From the entries below, please gather each line containing the string "Import".

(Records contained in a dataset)
** Begin **

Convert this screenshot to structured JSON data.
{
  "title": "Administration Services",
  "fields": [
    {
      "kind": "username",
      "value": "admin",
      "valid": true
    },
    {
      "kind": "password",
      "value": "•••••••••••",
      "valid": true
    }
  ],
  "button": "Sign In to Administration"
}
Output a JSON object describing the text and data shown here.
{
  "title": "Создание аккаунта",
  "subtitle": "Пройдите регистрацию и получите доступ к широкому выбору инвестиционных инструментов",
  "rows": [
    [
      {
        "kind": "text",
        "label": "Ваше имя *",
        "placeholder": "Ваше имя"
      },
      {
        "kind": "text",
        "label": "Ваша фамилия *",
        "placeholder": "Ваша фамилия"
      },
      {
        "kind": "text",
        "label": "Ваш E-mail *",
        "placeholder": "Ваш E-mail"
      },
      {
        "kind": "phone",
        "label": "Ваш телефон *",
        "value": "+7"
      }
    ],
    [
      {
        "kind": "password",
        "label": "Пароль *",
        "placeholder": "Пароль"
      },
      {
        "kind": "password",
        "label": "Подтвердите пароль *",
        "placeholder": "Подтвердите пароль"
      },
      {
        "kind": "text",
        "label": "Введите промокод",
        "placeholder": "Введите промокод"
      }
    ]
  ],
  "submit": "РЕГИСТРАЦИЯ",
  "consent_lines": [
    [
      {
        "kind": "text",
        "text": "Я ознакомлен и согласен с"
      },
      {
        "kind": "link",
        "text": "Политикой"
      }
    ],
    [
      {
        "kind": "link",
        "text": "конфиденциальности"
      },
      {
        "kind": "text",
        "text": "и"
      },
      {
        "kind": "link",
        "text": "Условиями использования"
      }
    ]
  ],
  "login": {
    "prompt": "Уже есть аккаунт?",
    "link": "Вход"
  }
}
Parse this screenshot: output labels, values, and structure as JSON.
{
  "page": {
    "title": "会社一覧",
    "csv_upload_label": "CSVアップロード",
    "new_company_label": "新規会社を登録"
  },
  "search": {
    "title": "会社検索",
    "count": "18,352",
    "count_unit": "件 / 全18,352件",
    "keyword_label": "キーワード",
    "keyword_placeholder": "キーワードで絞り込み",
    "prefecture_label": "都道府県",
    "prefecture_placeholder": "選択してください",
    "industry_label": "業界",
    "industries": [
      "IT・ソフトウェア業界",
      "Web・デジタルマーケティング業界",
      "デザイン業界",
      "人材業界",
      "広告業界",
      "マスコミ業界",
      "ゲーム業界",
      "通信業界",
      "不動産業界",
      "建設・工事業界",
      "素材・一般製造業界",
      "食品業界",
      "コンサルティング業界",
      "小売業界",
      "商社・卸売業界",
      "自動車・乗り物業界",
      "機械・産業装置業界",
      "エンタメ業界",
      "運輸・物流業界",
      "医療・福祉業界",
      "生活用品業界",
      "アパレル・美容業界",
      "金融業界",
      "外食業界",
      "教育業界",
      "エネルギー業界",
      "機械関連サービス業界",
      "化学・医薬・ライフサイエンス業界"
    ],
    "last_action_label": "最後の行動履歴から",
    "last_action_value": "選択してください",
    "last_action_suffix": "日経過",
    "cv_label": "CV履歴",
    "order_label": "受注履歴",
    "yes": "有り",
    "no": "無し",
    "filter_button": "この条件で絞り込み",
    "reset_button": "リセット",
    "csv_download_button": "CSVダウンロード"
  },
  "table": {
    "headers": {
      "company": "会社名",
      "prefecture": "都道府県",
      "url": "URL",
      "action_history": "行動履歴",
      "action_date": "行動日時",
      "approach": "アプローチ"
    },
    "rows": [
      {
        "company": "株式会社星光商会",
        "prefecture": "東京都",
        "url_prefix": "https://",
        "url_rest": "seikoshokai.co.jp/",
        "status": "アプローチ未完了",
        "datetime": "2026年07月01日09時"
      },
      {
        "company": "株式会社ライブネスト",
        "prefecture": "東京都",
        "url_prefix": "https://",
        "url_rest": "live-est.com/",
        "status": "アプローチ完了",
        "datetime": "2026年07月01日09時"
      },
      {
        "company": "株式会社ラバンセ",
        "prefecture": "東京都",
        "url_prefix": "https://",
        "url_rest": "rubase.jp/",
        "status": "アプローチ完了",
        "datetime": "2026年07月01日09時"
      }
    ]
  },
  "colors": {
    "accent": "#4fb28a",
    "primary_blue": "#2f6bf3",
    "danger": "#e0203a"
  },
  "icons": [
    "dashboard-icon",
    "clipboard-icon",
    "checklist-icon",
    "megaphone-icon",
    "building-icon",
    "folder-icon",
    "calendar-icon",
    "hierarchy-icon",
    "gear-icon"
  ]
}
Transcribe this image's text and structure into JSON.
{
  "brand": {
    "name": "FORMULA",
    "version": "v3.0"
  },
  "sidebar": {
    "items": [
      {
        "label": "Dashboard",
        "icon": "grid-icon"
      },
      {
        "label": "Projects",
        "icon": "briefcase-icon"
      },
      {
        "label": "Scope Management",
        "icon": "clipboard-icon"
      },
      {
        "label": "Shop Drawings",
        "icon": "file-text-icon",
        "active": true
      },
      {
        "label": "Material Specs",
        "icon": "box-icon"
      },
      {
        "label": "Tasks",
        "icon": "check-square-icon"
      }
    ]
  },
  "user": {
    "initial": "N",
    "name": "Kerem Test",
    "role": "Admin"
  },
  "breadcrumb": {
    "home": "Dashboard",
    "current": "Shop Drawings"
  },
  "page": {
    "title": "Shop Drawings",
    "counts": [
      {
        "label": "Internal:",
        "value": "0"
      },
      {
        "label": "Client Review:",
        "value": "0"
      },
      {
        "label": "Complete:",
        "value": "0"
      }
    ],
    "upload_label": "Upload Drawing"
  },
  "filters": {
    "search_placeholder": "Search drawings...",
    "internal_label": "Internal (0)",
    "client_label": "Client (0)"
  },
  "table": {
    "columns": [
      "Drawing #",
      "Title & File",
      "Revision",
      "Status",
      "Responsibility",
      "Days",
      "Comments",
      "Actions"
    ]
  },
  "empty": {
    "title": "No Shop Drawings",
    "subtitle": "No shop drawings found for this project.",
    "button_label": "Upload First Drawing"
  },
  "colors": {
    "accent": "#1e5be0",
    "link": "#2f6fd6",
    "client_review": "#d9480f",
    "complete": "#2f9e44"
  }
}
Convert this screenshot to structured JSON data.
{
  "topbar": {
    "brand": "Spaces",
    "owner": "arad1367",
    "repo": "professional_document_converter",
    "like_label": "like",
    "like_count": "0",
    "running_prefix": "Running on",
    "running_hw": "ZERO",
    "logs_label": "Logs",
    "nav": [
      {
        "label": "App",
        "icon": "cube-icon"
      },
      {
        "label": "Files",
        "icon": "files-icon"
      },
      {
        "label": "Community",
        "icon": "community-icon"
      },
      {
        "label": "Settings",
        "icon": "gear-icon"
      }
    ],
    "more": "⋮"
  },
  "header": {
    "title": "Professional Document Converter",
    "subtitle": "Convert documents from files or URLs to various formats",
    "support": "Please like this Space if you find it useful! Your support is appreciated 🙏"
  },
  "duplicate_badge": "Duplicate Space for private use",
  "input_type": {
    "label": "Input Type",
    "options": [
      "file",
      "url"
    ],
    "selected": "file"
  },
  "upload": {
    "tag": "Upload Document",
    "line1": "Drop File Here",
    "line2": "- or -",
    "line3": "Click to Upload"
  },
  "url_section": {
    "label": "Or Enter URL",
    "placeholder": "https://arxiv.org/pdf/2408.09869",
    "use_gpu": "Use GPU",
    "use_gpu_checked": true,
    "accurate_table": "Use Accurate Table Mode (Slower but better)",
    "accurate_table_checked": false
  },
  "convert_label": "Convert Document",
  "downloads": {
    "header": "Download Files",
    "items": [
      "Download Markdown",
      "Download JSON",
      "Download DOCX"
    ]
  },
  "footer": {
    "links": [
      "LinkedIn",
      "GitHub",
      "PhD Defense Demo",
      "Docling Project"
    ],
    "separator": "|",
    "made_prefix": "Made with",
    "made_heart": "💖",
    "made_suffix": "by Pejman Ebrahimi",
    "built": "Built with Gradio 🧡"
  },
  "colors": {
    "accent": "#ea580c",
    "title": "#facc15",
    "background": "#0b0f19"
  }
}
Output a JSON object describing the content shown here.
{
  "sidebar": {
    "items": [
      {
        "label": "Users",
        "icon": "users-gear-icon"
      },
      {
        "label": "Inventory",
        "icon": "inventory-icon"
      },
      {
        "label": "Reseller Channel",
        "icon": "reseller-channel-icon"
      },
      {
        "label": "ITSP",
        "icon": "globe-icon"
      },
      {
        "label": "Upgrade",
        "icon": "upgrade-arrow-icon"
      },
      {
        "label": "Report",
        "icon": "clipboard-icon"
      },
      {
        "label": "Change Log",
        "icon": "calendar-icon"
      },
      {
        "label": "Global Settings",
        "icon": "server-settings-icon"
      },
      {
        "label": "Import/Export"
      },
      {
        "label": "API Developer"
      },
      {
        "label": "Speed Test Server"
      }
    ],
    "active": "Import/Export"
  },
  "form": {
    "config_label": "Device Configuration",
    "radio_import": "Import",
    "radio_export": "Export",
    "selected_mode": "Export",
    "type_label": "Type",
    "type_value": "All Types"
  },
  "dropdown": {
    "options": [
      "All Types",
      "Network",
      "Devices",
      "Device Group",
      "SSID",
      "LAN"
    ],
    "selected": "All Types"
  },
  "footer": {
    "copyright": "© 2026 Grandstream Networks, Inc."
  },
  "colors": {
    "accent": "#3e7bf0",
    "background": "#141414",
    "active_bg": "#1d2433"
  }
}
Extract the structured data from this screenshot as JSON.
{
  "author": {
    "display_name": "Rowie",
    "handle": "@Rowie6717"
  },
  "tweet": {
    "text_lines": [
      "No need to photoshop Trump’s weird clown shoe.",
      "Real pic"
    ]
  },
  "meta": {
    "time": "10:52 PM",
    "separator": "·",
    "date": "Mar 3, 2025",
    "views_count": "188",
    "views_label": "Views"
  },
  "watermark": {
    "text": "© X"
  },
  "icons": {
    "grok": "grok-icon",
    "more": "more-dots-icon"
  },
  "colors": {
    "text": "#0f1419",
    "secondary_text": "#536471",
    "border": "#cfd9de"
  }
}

** End **

**Task result:**
        "label": "Import/Export"
    "active": "Import/Export"
    "radio_import": "Import",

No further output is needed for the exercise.